* _TASK STATEMENT_
Say how many lines hold the string "Pound", and nothing more.

* _RECORDS FOR THE EXERCISE_

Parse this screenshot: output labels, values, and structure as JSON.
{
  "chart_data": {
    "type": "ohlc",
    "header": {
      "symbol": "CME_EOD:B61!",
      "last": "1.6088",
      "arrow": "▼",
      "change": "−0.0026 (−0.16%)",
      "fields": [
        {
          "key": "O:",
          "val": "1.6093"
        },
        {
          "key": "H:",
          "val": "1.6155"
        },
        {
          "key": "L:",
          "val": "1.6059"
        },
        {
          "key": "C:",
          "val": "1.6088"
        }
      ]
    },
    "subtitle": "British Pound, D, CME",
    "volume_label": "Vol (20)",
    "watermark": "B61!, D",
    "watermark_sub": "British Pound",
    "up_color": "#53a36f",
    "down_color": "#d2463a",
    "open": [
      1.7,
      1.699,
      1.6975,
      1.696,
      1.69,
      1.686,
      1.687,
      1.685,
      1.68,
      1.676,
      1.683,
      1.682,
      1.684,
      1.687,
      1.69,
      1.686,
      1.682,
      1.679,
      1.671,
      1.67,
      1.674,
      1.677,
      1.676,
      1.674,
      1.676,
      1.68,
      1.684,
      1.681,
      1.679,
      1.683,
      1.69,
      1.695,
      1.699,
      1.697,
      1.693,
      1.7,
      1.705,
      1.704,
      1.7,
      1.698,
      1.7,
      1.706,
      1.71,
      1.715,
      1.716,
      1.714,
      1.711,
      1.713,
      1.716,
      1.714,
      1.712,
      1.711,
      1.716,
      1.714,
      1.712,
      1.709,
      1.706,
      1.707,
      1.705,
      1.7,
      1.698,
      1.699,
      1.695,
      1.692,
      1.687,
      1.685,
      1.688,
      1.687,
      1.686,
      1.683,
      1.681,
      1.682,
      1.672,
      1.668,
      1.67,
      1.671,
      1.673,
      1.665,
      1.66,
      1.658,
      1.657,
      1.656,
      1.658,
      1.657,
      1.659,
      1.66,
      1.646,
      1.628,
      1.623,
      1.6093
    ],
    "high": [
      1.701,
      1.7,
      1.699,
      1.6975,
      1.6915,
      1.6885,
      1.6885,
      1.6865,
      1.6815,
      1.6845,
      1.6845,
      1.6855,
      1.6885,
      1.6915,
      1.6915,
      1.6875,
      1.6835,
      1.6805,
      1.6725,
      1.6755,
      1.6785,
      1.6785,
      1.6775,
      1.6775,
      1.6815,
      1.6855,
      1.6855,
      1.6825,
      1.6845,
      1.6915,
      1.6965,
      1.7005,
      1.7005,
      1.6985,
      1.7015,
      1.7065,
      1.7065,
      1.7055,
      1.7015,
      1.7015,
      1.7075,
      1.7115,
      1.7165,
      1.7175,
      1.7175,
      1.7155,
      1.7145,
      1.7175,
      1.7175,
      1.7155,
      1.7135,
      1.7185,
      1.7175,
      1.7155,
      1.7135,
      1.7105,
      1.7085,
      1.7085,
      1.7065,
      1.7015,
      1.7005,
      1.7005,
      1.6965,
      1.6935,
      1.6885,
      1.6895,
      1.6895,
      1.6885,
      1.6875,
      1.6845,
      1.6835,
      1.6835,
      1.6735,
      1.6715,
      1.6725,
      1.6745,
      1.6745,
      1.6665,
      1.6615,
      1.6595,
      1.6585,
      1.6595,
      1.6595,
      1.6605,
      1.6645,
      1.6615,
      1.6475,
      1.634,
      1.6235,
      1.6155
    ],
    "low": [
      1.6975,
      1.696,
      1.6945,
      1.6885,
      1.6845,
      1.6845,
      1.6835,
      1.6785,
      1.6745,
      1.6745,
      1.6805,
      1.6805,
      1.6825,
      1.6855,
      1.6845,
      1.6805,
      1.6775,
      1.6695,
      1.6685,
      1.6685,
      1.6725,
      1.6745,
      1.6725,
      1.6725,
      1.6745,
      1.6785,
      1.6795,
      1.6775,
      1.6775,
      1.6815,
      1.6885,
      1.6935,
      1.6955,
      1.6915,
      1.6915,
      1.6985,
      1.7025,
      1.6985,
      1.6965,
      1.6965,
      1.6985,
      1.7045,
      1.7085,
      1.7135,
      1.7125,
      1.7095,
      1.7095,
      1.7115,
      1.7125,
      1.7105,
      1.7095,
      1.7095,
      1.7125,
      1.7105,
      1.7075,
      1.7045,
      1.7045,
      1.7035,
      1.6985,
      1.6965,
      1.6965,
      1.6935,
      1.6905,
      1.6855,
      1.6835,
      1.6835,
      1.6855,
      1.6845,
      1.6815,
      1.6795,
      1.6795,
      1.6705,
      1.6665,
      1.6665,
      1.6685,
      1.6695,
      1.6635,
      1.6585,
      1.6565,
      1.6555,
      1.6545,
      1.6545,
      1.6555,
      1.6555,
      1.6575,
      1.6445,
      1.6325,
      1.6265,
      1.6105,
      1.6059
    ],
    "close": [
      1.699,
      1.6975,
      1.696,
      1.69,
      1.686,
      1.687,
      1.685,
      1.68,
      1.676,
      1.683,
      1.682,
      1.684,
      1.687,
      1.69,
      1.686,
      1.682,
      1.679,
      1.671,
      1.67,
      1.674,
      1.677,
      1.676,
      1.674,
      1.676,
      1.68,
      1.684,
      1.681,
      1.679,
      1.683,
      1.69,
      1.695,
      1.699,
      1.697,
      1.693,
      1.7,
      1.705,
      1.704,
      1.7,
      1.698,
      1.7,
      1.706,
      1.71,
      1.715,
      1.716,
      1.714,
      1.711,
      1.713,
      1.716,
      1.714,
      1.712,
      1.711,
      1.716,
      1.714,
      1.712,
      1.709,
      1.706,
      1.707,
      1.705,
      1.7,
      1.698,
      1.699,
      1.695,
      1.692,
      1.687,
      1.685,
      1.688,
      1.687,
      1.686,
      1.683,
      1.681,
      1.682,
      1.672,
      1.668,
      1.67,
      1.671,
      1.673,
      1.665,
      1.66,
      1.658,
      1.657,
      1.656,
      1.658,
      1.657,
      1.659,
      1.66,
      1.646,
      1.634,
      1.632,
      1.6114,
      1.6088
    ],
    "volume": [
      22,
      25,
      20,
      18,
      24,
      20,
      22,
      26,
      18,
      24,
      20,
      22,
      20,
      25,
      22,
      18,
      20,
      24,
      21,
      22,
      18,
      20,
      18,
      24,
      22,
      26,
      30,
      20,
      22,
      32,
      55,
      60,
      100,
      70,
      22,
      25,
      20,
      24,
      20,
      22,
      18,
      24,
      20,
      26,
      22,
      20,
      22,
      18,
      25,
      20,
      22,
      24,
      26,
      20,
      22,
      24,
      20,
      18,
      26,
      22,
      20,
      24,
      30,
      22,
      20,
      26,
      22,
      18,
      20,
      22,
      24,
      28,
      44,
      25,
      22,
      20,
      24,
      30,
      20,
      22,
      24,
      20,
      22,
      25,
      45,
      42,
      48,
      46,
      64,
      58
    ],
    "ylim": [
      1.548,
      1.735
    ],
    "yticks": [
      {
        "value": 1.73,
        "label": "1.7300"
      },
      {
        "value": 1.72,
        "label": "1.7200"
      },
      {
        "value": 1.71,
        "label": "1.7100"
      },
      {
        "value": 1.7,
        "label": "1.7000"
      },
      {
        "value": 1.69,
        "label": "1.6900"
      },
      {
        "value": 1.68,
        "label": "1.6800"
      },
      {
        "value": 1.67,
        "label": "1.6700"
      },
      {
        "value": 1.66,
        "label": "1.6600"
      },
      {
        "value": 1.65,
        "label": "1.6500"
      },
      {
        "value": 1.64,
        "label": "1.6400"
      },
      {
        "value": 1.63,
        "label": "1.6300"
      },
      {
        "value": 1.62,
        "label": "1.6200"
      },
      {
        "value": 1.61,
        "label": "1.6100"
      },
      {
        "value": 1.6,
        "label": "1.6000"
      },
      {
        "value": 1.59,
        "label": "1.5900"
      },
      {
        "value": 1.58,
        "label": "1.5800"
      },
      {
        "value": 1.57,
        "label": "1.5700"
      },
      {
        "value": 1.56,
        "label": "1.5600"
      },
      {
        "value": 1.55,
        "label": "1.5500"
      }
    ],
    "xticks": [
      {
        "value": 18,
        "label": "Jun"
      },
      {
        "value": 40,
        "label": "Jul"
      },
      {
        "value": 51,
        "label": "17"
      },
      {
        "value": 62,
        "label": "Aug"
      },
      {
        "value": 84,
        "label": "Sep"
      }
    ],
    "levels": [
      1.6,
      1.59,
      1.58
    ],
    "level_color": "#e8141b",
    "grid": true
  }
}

* _WRITTEN RESPONSE_
2